Goal:
Go through the entries below and count the lines holding the word "terminado". Reply with only the number, please.

——

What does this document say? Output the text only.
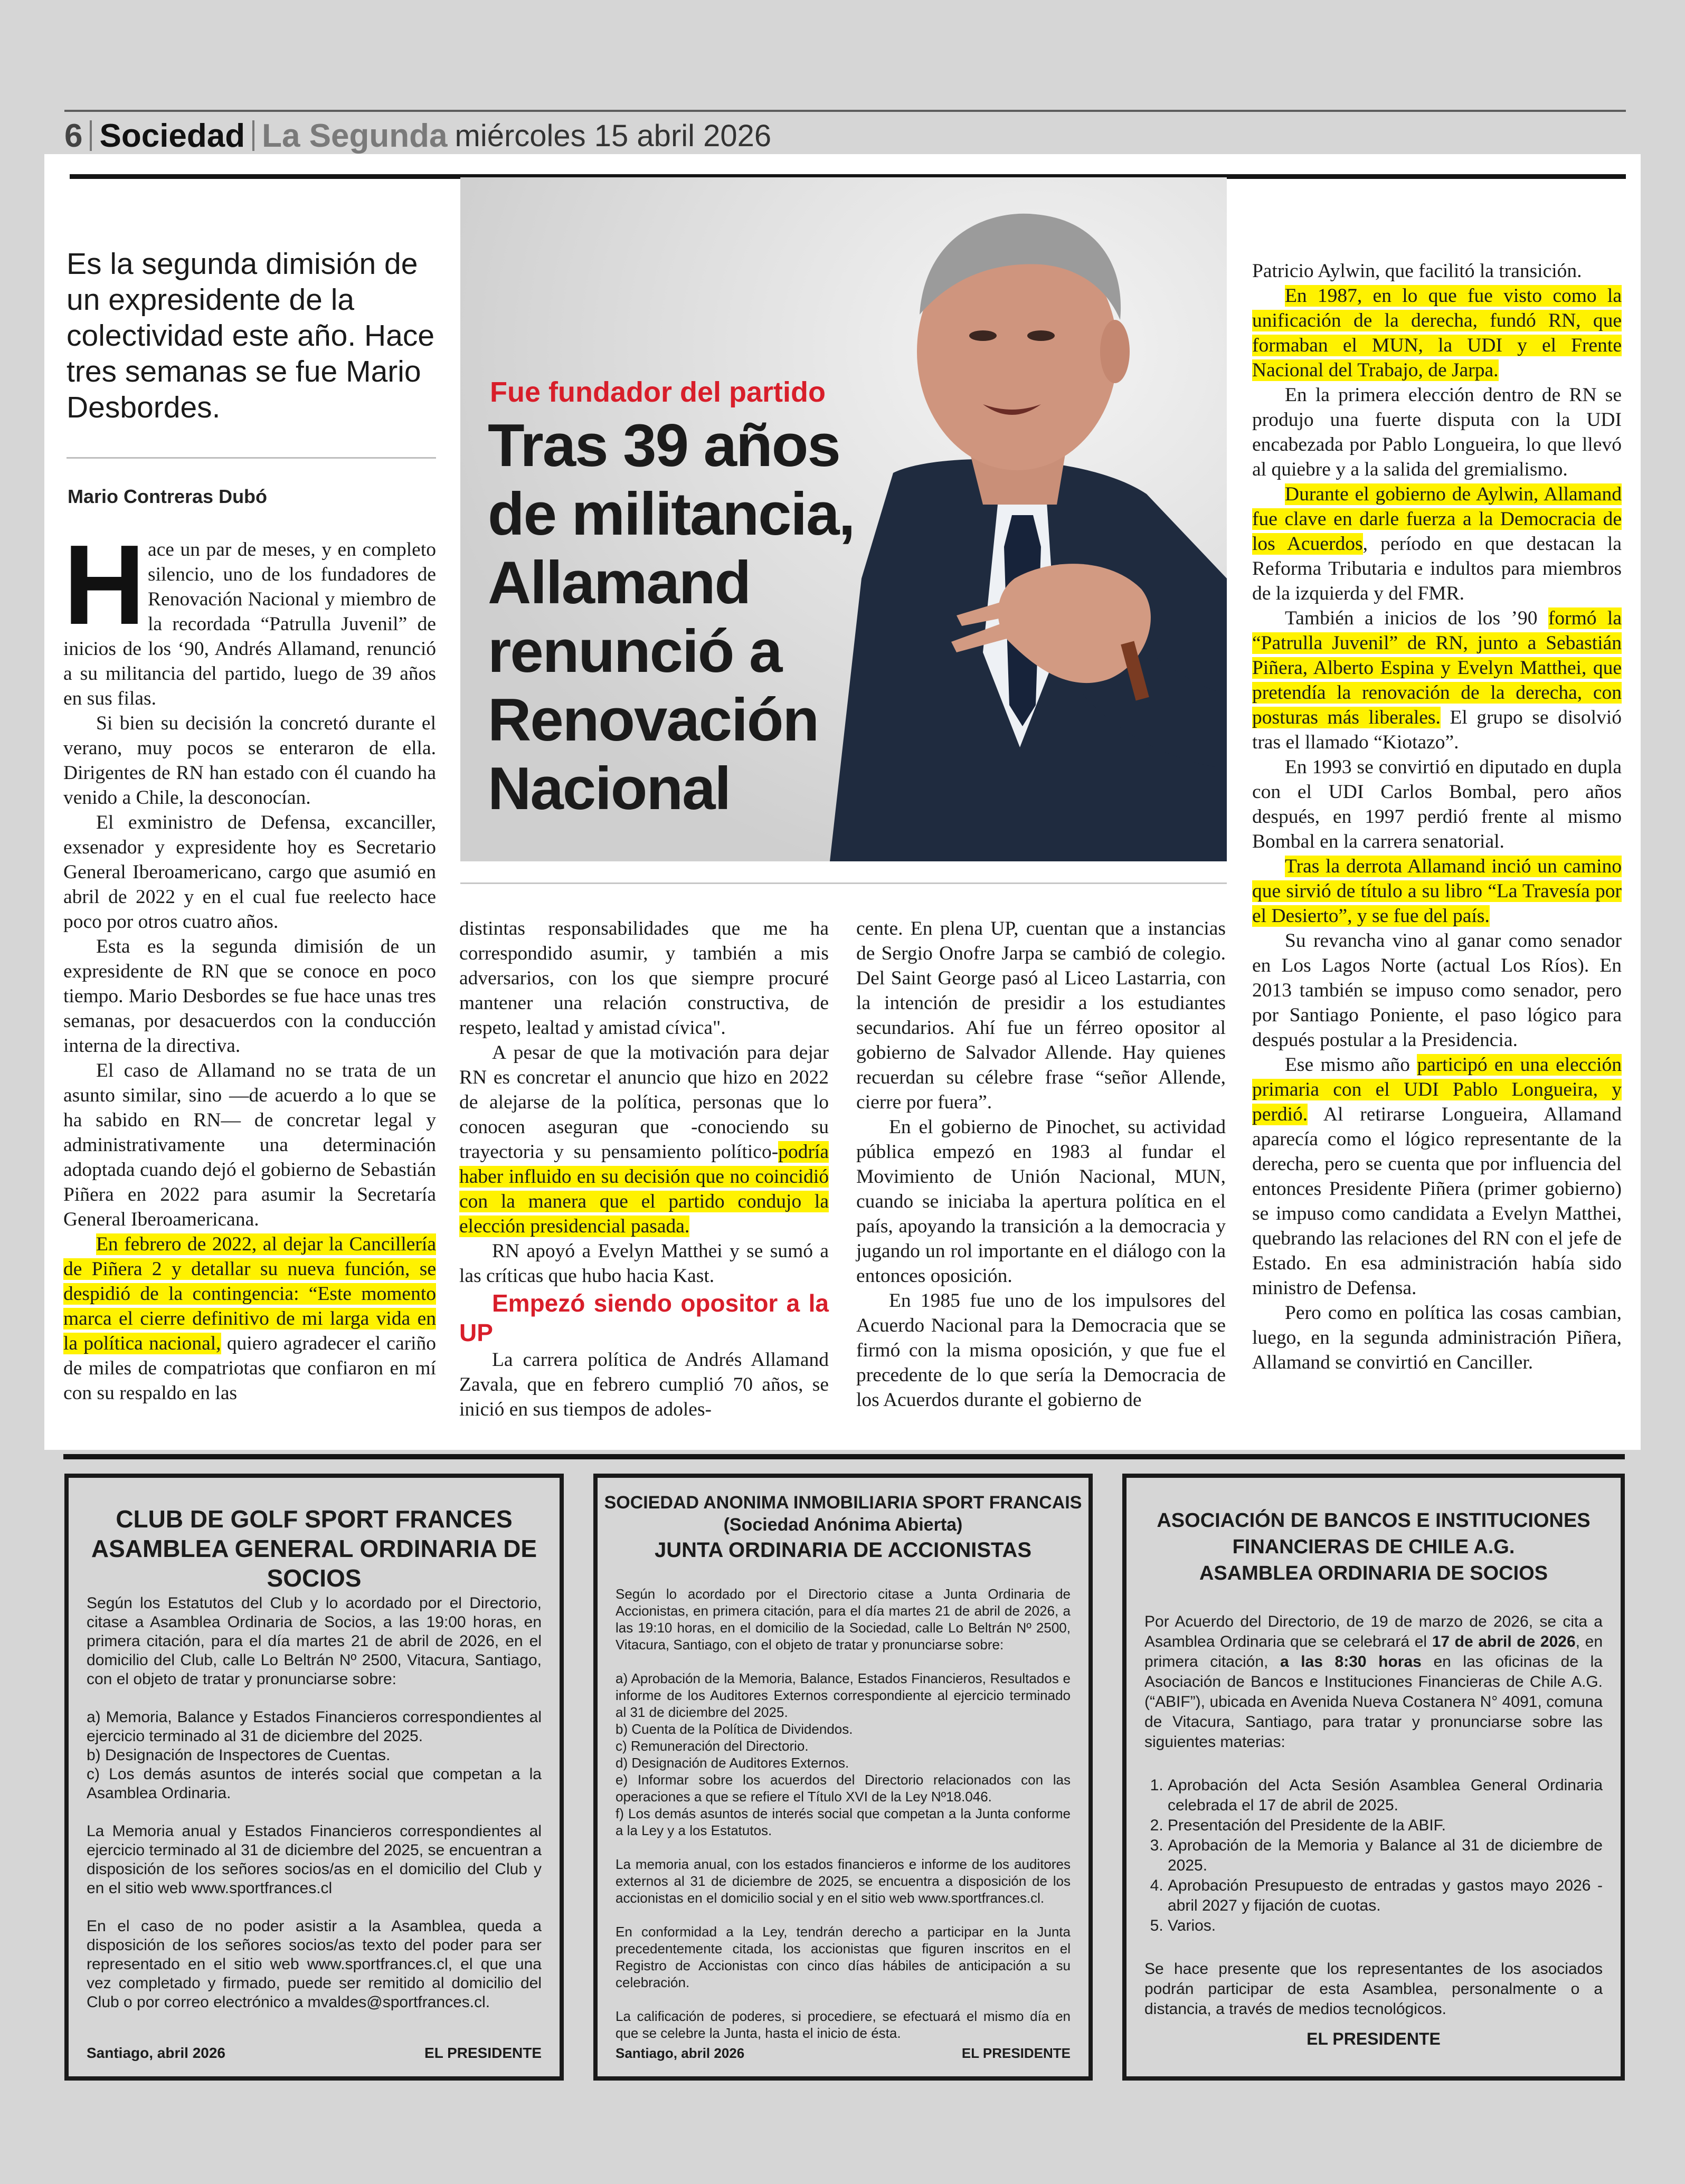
6 Sociedad La Segunda miércoles 15 abril 2026
Es la segunda dimisión de un expresidente de la colectividad este año. Hace tres semanas se fue Mario Desbordes.
Mario Contreras Dubó
Fue fundador del partido
Tras 39 años de militancia, Allamand renunció a Renovación Nacional

Hace un par de meses, y en completo silencio, uno de los fundadores de Renovación Nacional y miembro de la recordada “Patrulla Juvenil” de inicios de los ‘90, Andrés Allamand, renunció a su militancia del partido, luego de 39 años en sus filas.

Si bien su decisión la concretó durante el verano, muy pocos se enteraron de ella. Dirigentes de RN han estado con él cuando ha venido a Chile, la desconocían.

El exministro de Defensa, excanciller, exsenador y expresidente hoy es Secretario General Iberoamericano, cargo que asumió en abril de 2022 y en el cual fue reelecto hace poco por otros cuatro años.

Esta es la segunda dimisión de un expresidente de RN que se conoce en poco tiempo. Mario Desbordes se fue hace unas tres semanas, por desacuerdos con la conducción interna de la directiva.

El caso de Allamand no se trata de un asunto similar, sino —de acuerdo a lo que se ha sabido en RN— de concretar legal y administrativamente una determinación adoptada cuando dejó el gobierno de Sebastián Piñera en 2022 para asumir la Secretaría General Iberoamericana.

En febrero de 2022, al dejar la Cancillería de Piñera 2 y detallar su nueva función, se despidió de la contingencia: “Este momento marca el cierre definitivo de mi larga vida en la política nacional, quiero agradecer el cariño de miles de compatriotas que confiaron en mí con su respaldo en las

distintas responsabilidades que me ha correspondido asumir, y también a mis adversarios, con los que siempre procuré mantener una relación constructiva, de respeto, lealtad y amistad cívica".

A pesar de que la motivación para dejar RN es concretar el anuncio que hizo en 2022 de alejarse de la política, personas que lo conocen aseguran que -conociendo su trayectoria y su pensamiento político-podría haber influido en su decisión que no coincidió con la manera que el partido condujo la elección presidencial pasada.

RN apoyó a Evelyn Matthei y se sumó a las críticas que hubo hacia Kast.

Empezó siendo opositor a la UP

La carrera política de Andrés Allamand Zavala, que en febrero cumplió 70 años, se inició en sus tiempos de adoles-

cente. En plena UP, cuentan que a instancias de Sergio Onofre Jarpa se cambió de colegio. Del Saint George pasó al Liceo Lastarria, con la intención de presidir a los estudiantes secundarios. Ahí fue un férreo opositor al gobierno de Salvador Allende. Hay quienes recuerdan su célebre frase “señor Allende, cierre por fuera”.

En el gobierno de Pinochet, su actividad pública empezó en 1983 al fundar el Movimiento de Unión Nacional, MUN, cuando se iniciaba la apertura política en el país, apoyando la transición a la democracia y jugando un rol importante en el diálogo con la entonces oposición.

En 1985 fue uno de los impulsores del Acuerdo Nacional para la Democracia que se firmó con la misma oposición, y que fue el precedente de lo que sería la Democracia de los Acuerdos durante el gobierno de

Patricio Aylwin, que facilitó la transición.

En 1987, en lo que fue visto como la unificación de la derecha, fundó RN, que formaban el MUN, la UDI y el Frente Nacional del Trabajo, de Jarpa.

En la primera elección dentro de RN se produjo una fuerte disputa con la UDI encabezada por Pablo Longueira, lo que llevó al quiebre y a la salida del gremialismo.

Durante el gobierno de Aylwin, Allamand fue clave en darle fuerza a la Democracia de los Acuerdos, período en que destacan la Reforma Tributaria e indultos para miembros de la izquierda y del FMR.

También a inicios de los ’90 formó la “Patrulla Juvenil” de RN, junto a Sebastián Piñera, Alberto Espina y Evelyn Matthei, que pretendía la renovación de la derecha, con posturas más liberales. El grupo se disolvió tras el llamado “Kiotazo”.

En 1993 se convirtió en diputado en dupla con el UDI Carlos Bombal, pero años después, en 1997 perdió frente al mismo Bombal en la carrera senatorial.

Tras la derrota Allamand inció un camino que sirvió de título a su libro “La Travesía por el Desierto”, y se fue del país.

Su revancha vino al ganar como senador en Los Lagos Norte (actual Los Ríos). En 2013 también se impuso como senador, pero por Santiago Poniente, el paso lógico para después postular a la Presidencia.

Ese mismo año participó en una elección primaria con el UDI Pablo Longueira, y perdió. Al retirarse Longueira, Allamand aparecía como el lógico representante de la derecha, pero se cuenta que por influencia del entonces Presidente Piñera (primer gobierno) se impuso como candidata a Evelyn Matthei, quebrando las relaciones del RN con el jefe de Estado. En esa administración había sido ministro de Defensa.

Pero como en política las cosas cambian, luego, en la segunda administración Piñera, Allamand se convirtió en Canciller.

CLUB DE GOLF SPORT FRANCES
ASAMBLEA GENERAL ORDINARIA DE SOCIOS

Según los Estatutos del Club y lo acordado por el Directorio, citase a Asamblea Ordinaria de Socios, a las 19:00 horas, en primera citación, para el día martes 21 de abril de 2026, en el domicilio del Club, calle Lo Beltrán Nº 2500, Vitacura, Santiago, con el objeto de tratar y pronunciarse sobre:

a) Memoria, Balance y Estados Financieros correspondientes al ejercicio terminado al 31 de diciembre del 2025.

b) Designación de Inspectores de Cuentas.

c) Los demás asuntos de interés social que competan a la Asamblea Ordinaria.

La Memoria anual y Estados Financieros correspondientes al ejercicio terminado al 31 de diciembre del 2025, se encuentran a disposición de los señores socios/as en el domicilio del Club y en el sitio web www.sportfrances.cl

En el caso de no poder asistir a la Asamblea, queda a disposición de los señores socios/as texto del poder para ser representado en el sitio web www.sportfrances.cl, el que una vez completado y firmado, puede ser remitido al domicilio del Club o por correo electrónico a mvaldes@sportfrances.cl.

Santiago, abril 2026	EL PRESIDENTE
SOCIEDAD ANONIMA INMOBILIARIA SPORT FRANCAIS
(Sociedad Anónima Abierta)
JUNTA ORDINARIA DE ACCIONISTAS

Según lo acordado por el Directorio citase a Junta Ordinaria de Accionistas, en primera citación, para el día martes 21 de abril de 2026, a las 19:10 horas, en el domicilio de la Sociedad, calle Lo Beltrán Nº 2500, Vitacura, Santiago, con el objeto de tratar y pronunciarse sobre:

a) Aprobación de la Memoria, Balance, Estados Financieros, Resultados e informe de los Auditores Externos correspondiente al ejercicio terminado al 31 de diciembre del 2025.

b) Cuenta de la Política de Dividendos.

c) Remuneración del Directorio.

d) Designación de Auditores Externos.

e) Informar sobre los acuerdos del Directorio relacionados con las operaciones a que se refiere el Título XVI de la Ley Nº18.046.

f) Los demás asuntos de interés social que competan a la Junta conforme a la Ley y a los Estatutos.

La memoria anual, con los estados financieros e informe de los auditores externos al 31 de diciembre de 2025, se encuentra a disposición de los accionistas en el domicilio social y en el sitio web www.sportfrances.cl.

En conformidad a la Ley, tendrán derecho a participar en la Junta precedentemente citada, los accionistas que figuren inscritos en el Registro de Accionistas con cinco días hábiles de anticipación a su celebración.

La calificación de poderes, si procediere, se efectuará el mismo día en que se celebre la Junta, hasta el inicio de ésta.

Santiago, abril 2026	EL PRESIDENTE
ASOCIACIÓN DE BANCOS E INSTITUCIONES
FINANCIERAS DE CHILE A.G.
ASAMBLEA ORDINARIA DE SOCIOS

Por Acuerdo del Directorio, de 19 de marzo de 2026, se cita a Asamblea Ordinaria que se celebrará el 17 de abril de 2026, en primera citación, a las 8:30 horas en las oficinas de la Asociación de Bancos e Instituciones Financieras de Chile A.G. (“ABIF”), ubicada en Avenida Nueva Costanera N° 4091, comuna de Vitacura, Santiago, para tratar y pronunciarse sobre las siguientes materias:

1. Aprobación del Acta Sesión Asamblea General Ordinaria celebrada el 17 de abril de 2025.
2. Presentación del Presidente de la ABIF.
3. Aprobación de la Memoria y Balance al 31 de diciembre de 2025.
4. Aprobación Presupuesto de entradas y gastos mayo 2026 - abril 2027 y fijación de cuotas.
5. Varios.

Se hace presente que los representantes de los asociados podrán participar de esta Asamblea, personalmente o a distancia, a través de medios tecnológicos.

EL PRESIDENTE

——

Answer below:
3